EXERCISE AIM. Where a line holds the word "text", copy that line.

____________________

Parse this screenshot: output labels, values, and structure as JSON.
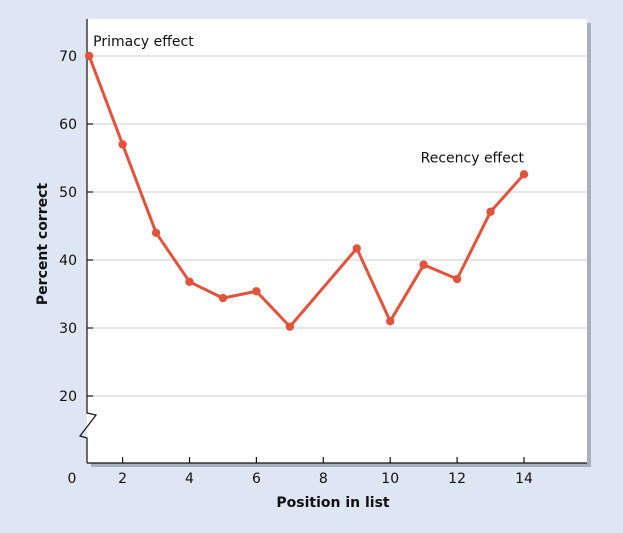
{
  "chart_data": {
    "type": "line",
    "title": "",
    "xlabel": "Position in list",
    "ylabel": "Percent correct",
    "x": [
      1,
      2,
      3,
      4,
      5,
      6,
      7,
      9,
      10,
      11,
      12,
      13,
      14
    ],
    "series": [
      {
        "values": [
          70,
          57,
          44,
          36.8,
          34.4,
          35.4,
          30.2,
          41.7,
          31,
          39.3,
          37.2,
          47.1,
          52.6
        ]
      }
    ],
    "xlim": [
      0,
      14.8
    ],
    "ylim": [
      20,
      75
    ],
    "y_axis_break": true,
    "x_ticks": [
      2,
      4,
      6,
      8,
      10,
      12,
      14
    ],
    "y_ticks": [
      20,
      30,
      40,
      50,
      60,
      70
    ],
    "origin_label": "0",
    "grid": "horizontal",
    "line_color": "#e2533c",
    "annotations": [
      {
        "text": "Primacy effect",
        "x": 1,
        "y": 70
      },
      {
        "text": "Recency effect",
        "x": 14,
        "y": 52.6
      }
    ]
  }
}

____________________

RESPONSE FOR THIS EXERCISE.
        "text": "Primacy effect",
        "text": "Recency effect",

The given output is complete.